[START OF Records shown]

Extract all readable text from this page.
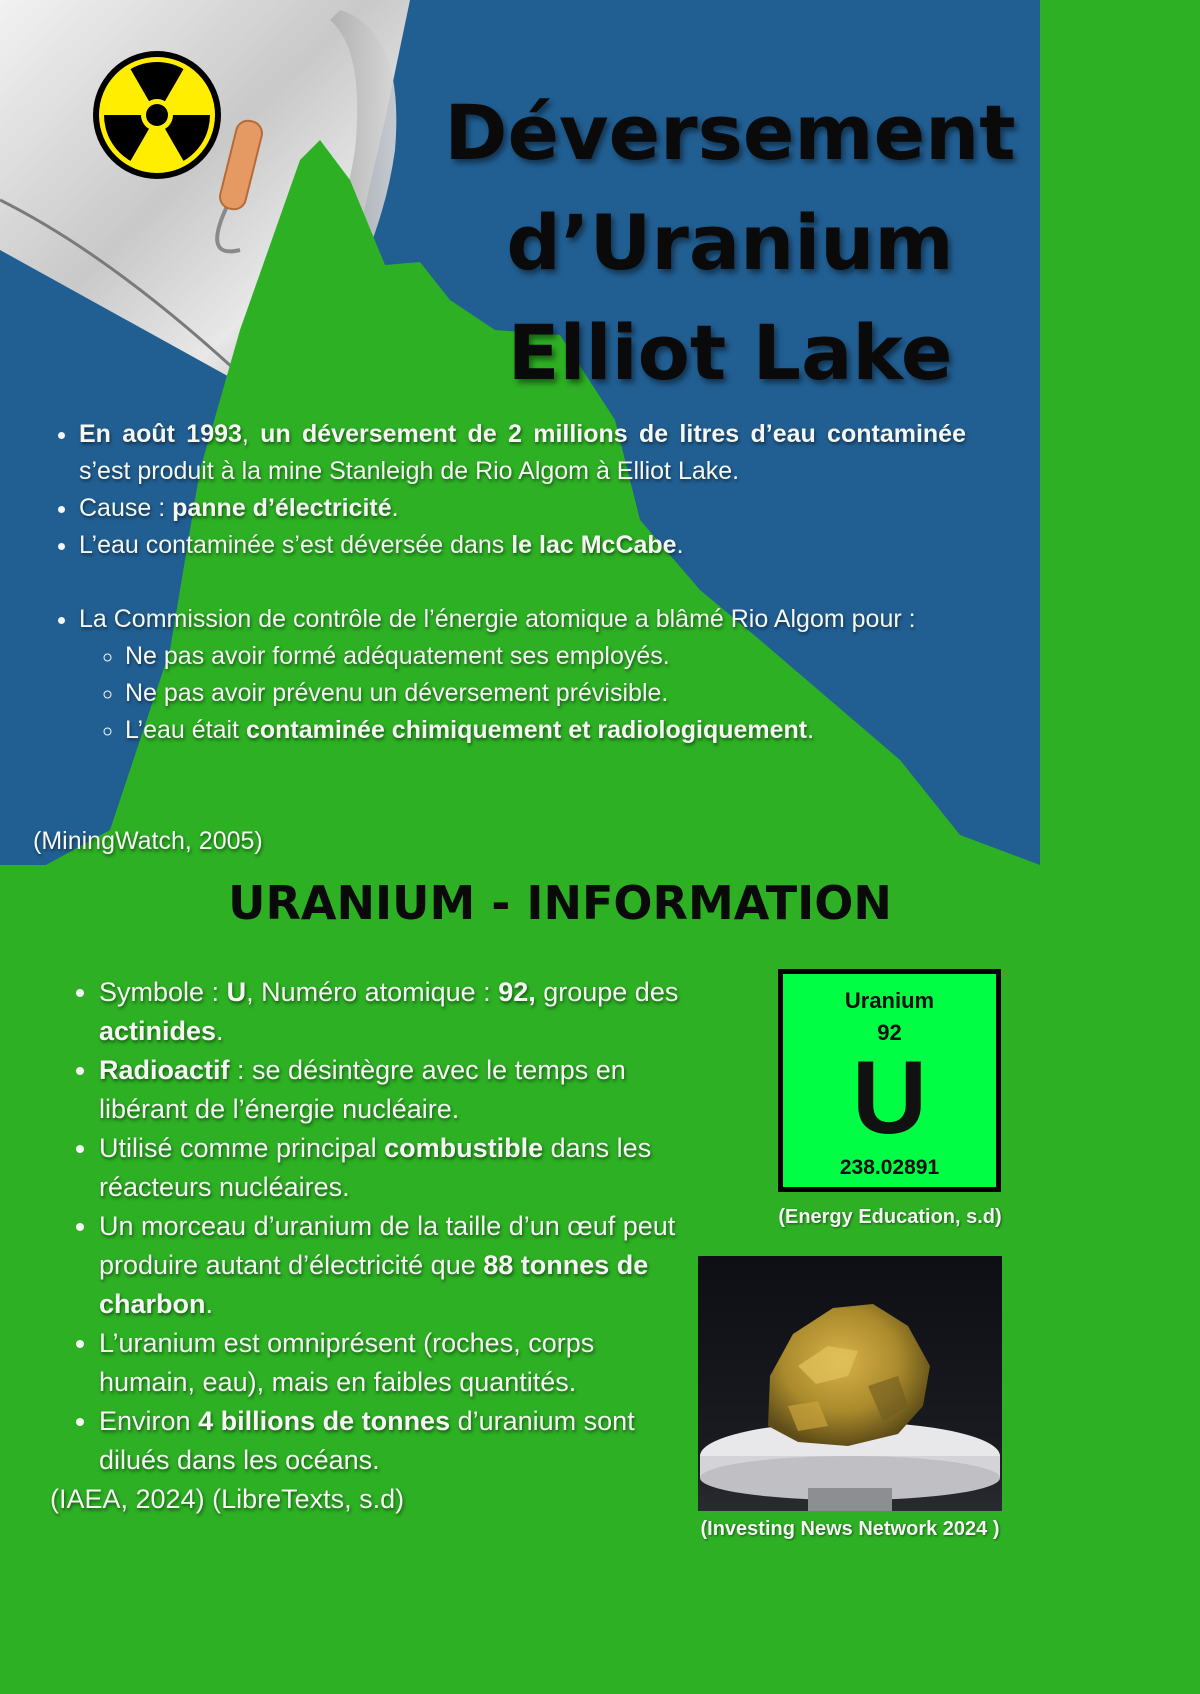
Déversement
d’Uranium
Elliot Lake
• En août 1993, un déversement de 2 millions de litres d’eau contaminée s’est produit à la mine Stanleigh de Rio Algom à Elliot Lake.
• Cause : panne d’électricité.
• L’eau contaminée s’est déversée dans le lac McCabe.
• La Commission de contrôle de l’énergie atomique a blâmé Rio Algom pour :
◦ Ne pas avoir formé adéquatement ses employés.
◦ Ne pas avoir prévenu un déversement prévisible.
◦ L’eau était contaminée chimiquement et radiologiquement.
(MiningWatch, 2005)
URANIUM - INFORMATION
• Symbole : U, Numéro atomique : 92, groupe des actinides.
• Radioactif : se désintègre avec le temps en libérant de l’énergie nucléaire.
• Utilisé comme principal combustible dans les réacteurs nucléaires.
• Un morceau d’uranium de la taille d’un œuf peut produire autant d’électricité que 88 tonnes de charbon.
• L’uranium est omniprésent (roches, corps humain, eau), mais en faibles quantités.
• Environ 4 billions de tonnes d’uranium sont dilués dans les océans.
(IAEA, 2024) (LibreTexts, s.d)
Uranium
92
U
238.02891
(Energy Education, s.d)
(Investing News Network 2024 )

[END OF Records shown]

Instructions for the task
Output every entry exactly as given; pictures are not part of the copy.

Task output
Extract all readable text from this page.
Déversement
d’Uranium
Elliot Lake
• En août 1993, un déversement de 2 millions de litres d’eau contaminée s’est produit à la mine Stanleigh de Rio Algom à Elliot Lake.
• Cause : panne d’électricité.
• L’eau contaminée s’est déversée dans le lac McCabe.
• La Commission de contrôle de l’énergie atomique a blâmé Rio Algom pour :
◦ Ne pas avoir formé adéquatement ses employés.
◦ Ne pas avoir prévenu un déversement prévisible.
◦ L’eau était contaminée chimiquement et radiologiquement.
(MiningWatch, 2005)
URANIUM - INFORMATION
• Symbole : U, Numéro atomique : 92, groupe des actinides.
• Radioactif : se désintègre avec le temps en libérant de l’énergie nucléaire.
• Utilisé comme principal combustible dans les réacteurs nucléaires.
• Un morceau d’uranium de la taille d’un œuf peut produire autant d’électricité que 88 tonnes de charbon.
• L’uranium est omniprésent (roches, corps humain, eau), mais en faibles quantités.
• Environ 4 billions de tonnes d’uranium sont dilués dans les océans.
(IAEA, 2024) (LibreTexts, s.d)
Uranium
92
U
238.02891
(Energy Education, s.d)
(Investing News Network 2024 )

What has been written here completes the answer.